--- BEGIN ---

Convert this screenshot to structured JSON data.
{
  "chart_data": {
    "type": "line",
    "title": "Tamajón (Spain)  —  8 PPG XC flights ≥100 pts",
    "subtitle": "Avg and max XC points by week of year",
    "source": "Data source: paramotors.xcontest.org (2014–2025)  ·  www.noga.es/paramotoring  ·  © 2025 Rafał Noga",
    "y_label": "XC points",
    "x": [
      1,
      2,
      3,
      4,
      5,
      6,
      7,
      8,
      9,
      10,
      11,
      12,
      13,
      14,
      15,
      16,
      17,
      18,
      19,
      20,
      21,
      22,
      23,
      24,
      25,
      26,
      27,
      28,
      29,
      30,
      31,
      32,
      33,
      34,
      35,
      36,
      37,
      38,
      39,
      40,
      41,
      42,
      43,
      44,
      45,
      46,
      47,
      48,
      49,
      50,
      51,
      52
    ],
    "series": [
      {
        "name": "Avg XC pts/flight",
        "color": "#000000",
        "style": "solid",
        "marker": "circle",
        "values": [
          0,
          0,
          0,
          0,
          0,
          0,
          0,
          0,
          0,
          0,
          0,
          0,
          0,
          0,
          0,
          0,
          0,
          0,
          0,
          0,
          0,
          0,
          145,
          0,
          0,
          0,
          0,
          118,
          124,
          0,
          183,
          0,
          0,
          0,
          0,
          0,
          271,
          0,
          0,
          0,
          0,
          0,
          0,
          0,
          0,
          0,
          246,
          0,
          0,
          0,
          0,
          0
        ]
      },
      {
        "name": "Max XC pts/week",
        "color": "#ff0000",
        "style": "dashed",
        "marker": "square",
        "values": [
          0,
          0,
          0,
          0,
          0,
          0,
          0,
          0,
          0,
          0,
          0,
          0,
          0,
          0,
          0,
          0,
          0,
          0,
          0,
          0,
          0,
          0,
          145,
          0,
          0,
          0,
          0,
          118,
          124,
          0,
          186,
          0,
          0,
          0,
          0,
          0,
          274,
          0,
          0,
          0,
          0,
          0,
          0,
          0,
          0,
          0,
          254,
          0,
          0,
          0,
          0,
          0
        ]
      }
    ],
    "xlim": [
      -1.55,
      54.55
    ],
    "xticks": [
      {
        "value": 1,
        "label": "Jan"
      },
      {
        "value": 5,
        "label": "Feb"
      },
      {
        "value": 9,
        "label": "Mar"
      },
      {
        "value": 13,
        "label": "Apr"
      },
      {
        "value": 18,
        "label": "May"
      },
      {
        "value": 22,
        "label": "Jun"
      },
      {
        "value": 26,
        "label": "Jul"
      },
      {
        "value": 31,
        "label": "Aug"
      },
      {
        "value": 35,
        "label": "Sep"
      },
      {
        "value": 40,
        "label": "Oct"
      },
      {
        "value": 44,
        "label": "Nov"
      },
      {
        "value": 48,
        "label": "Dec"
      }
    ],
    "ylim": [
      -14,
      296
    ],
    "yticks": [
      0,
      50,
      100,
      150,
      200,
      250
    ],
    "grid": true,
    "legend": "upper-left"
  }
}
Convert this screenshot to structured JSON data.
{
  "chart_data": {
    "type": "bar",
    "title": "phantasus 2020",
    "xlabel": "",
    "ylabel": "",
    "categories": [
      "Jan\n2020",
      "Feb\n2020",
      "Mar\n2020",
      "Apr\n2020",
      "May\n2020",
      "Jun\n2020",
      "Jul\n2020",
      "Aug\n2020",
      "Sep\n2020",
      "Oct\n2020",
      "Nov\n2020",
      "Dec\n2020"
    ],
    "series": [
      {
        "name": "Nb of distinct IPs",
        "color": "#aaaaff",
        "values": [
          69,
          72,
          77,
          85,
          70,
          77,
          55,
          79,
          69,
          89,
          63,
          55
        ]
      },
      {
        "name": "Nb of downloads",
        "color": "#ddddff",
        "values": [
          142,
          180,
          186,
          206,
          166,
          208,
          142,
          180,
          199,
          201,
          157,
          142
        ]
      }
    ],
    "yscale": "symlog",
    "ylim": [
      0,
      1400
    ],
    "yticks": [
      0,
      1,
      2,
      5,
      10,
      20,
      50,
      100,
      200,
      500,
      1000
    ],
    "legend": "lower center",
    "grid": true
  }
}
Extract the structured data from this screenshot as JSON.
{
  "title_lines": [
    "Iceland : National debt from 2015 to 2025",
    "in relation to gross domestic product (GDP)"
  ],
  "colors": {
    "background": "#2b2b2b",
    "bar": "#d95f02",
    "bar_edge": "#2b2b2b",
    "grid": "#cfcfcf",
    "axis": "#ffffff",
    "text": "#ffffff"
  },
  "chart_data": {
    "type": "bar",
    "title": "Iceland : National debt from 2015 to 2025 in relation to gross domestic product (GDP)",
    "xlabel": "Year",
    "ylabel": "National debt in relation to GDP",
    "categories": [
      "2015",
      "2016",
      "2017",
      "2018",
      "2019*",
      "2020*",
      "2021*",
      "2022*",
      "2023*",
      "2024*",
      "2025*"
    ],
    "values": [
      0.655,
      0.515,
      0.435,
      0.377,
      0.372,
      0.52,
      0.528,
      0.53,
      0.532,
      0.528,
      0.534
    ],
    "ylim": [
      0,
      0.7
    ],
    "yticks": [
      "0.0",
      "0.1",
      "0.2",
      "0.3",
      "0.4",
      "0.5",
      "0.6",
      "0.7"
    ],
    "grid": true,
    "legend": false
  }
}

--- END ---

# [REQUIREMENTS]
Print every line of the records exactly. Omit nothing.

# [EXERCISE SOLUTION]
Convert this screenshot to structured JSON data.
{
  "chart_data": {
    "type": "line",
    "title": "Tamajón (Spain)  —  8 PPG XC flights ≥100 pts",
    "subtitle": "Avg and max XC points by week of year",
    "source": "Data source: paramotors.xcontest.org (2014–2025)  ·  www.noga.es/paramotoring  ·  © 2025 Rafał Noga",
    "y_label": "XC points",
    "x": [
      1,
      2,
      3,
      4,
      5,
      6,
      7,
      8,
      9,
      10,
      11,
      12,
      13,
      14,
      15,
      16,
      17,
      18,
      19,
      20,
      21,
      22,
      23,
      24,
      25,
      26,
      27,
      28,
      29,
      30,
      31,
      32,
      33,
      34,
      35,
      36,
      37,
      38,
      39,
      40,
      41,
      42,
      43,
      44,
      45,
      46,
      47,
      48,
      49,
      50,
      51,
      52
    ],
    "series": [
      {
        "name": "Avg XC pts/flight",
        "color": "#000000",
        "style": "solid",
        "marker": "circle",
        "values": [
          0,
          0,
          0,
          0,
          0,
          0,
          0,
          0,
          0,
          0,
          0,
          0,
          0,
          0,
          0,
          0,
          0,
          0,
          0,
          0,
          0,
          0,
          145,
          0,
          0,
          0,
          0,
          118,
          124,
          0,
          183,
          0,
          0,
          0,
          0,
          0,
          271,
          0,
          0,
          0,
          0,
          0,
          0,
          0,
          0,
          0,
          246,
          0,
          0,
          0,
          0,
          0
        ]
      },
      {
        "name": "Max XC pts/week",
        "color": "#ff0000",
        "style": "dashed",
        "marker": "square",
        "values": [
          0,
          0,
          0,
          0,
          0,
          0,
          0,
          0,
          0,
          0,
          0,
          0,
          0,
          0,
          0,
          0,
          0,
          0,
          0,
          0,
          0,
          0,
          145,
          0,
          0,
          0,
          0,
          118,
          124,
          0,
          186,
          0,
          0,
          0,
          0,
          0,
          274,
          0,
          0,
          0,
          0,
          0,
          0,
          0,
          0,
          0,
          254,
          0,
          0,
          0,
          0,
          0
        ]
      }
    ],
    "xlim": [
      -1.55,
      54.55
    ],
    "xticks": [
      {
        "value": 1,
        "label": "Jan"
      },
      {
        "value": 5,
        "label": "Feb"
      },
      {
        "value": 9,
        "label": "Mar"
      },
      {
        "value": 13,
        "label": "Apr"
      },
      {
        "value": 18,
        "label": "May"
      },
      {
        "value": 22,
        "label": "Jun"
      },
      {
        "value": 26,
        "label": "Jul"
      },
      {
        "value": 31,
        "label": "Aug"
      },
      {
        "value": 35,
        "label": "Sep"
      },
      {
        "value": 40,
        "label": "Oct"
      },
      {
        "value": 44,
        "label": "Nov"
      },
      {
        "value": 48,
        "label": "Dec"
      }
    ],
    "ylim": [
      -14,
      296
    ],
    "yticks": [
      0,
      50,
      100,
      150,
      200,
      250
    ],
    "grid": true,
    "legend": "upper-left"
  }
}
Convert this screenshot to structured JSON data.
{
  "chart_data": {
    "type": "bar",
    "title": "phantasus 2020",
    "xlabel": "",
    "ylabel": "",
    "categories": [
      "Jan\n2020",
      "Feb\n2020",
      "Mar\n2020",
      "Apr\n2020",
      "May\n2020",
      "Jun\n2020",
      "Jul\n2020",
      "Aug\n2020",
      "Sep\n2020",
      "Oct\n2020",
      "Nov\n2020",
      "Dec\n2020"
    ],
    "series": [
      {
        "name": "Nb of distinct IPs",
        "color": "#aaaaff",
        "values": [
          69,
          72,
          77,
          85,
          70,
          77,
          55,
          79,
          69,
          89,
          63,
          55
        ]
      },
      {
        "name": "Nb of downloads",
        "color": "#ddddff",
        "values": [
          142,
          180,
          186,
          206,
          166,
          208,
          142,
          180,
          199,
          201,
          157,
          142
        ]
      }
    ],
    "yscale": "symlog",
    "ylim": [
      0,
      1400
    ],
    "yticks": [
      0,
      1,
      2,
      5,
      10,
      20,
      50,
      100,
      200,
      500,
      1000
    ],
    "legend": "lower center",
    "grid": true
  }
}
Extract the structured data from this screenshot as JSON.
{
  "title_lines": [
    "Iceland : National debt from 2015 to 2025",
    "in relation to gross domestic product (GDP)"
  ],
  "colors": {
    "background": "#2b2b2b",
    "bar": "#d95f02",
    "bar_edge": "#2b2b2b",
    "grid": "#cfcfcf",
    "axis": "#ffffff",
    "text": "#ffffff"
  },
  "chart_data": {
    "type": "bar",
    "title": "Iceland : National debt from 2015 to 2025 in relation to gross domestic product (GDP)",
    "xlabel": "Year",
    "ylabel": "National debt in relation to GDP",
    "categories": [
      "2015",
      "2016",
      "2017",
      "2018",
      "2019*",
      "2020*",
      "2021*",
      "2022*",
      "2023*",
      "2024*",
      "2025*"
    ],
    "values": [
      0.655,
      0.515,
      0.435,
      0.377,
      0.372,
      0.52,
      0.528,
      0.53,
      0.532,
      0.528,
      0.534
    ],
    "ylim": [
      0,
      0.7
    ],
    "yticks": [
      "0.0",
      "0.1",
      "0.2",
      "0.3",
      "0.4",
      "0.5",
      "0.6",
      "0.7"
    ],
    "grid": true,
    "legend": false
  }
}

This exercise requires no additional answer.